The entries need to be copied exactly.

Extracted data entries
========================

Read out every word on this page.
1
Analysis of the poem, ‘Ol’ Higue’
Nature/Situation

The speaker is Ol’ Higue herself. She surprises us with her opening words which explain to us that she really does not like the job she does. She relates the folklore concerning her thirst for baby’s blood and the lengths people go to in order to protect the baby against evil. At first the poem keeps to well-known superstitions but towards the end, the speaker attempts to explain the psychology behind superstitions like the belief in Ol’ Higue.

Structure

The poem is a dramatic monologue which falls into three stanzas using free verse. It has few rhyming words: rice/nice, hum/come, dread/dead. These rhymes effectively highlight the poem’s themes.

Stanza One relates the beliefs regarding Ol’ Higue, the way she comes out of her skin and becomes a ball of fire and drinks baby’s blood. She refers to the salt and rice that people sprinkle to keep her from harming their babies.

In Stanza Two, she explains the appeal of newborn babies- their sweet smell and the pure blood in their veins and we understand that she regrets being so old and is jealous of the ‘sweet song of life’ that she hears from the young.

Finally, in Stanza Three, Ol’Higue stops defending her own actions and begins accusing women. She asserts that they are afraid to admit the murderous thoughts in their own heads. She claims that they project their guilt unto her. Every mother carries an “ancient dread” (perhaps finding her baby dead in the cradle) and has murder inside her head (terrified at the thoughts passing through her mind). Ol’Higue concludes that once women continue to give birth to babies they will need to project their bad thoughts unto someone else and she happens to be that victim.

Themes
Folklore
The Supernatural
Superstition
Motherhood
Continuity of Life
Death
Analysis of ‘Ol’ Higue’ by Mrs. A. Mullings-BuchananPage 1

========================

Result of this task:
Read out every word on this page.
1
Analysis of the poem, ‘Ol’ Higue’
Nature/Situation

The speaker is Ol’ Higue herself. She surprises us with her opening words which explain to us that she really does not like the job she does. She relates the folklore concerning her thirst for baby’s blood and the lengths people go to in order to protect the baby against evil. At first the poem keeps to well-known superstitions but towards the end, the speaker attempts to explain the psychology behind superstitions like the belief in Ol’ Higue.

Structure

The poem is a dramatic monologue which falls into three stanzas using free verse. It has few rhyming words: rice/nice, hum/come, dread/dead. These rhymes effectively highlight the poem’s themes.

Stanza One relates the beliefs regarding Ol’ Higue, the way she comes out of her skin and becomes a ball of fire and drinks baby’s blood. She refers to the salt and rice that people sprinkle to keep her from harming their babies.

In Stanza Two, she explains the appeal of newborn babies- their sweet smell and the pure blood in their veins and we understand that she regrets being so old and is jealous of the ‘sweet song of life’ that she hears from the young.

Finally, in Stanza Three, Ol’Higue stops defending her own actions and begins accusing women. She asserts that they are afraid to admit the murderous thoughts in their own heads. She claims that they project their guilt unto her. Every mother carries an “ancient dread” (perhaps finding her baby dead in the cradle) and has murder inside her head (terrified at the thoughts passing through her mind). Ol’Higue concludes that once women continue to give birth to babies they will need to project their bad thoughts unto someone else and she happens to be that victim.

Themes
Folklore
The Supernatural
Superstition
Motherhood
Continuity of Life
Death
Analysis of ‘Ol’ Higue’ by Mrs. A. Mullings-BuchananPage 1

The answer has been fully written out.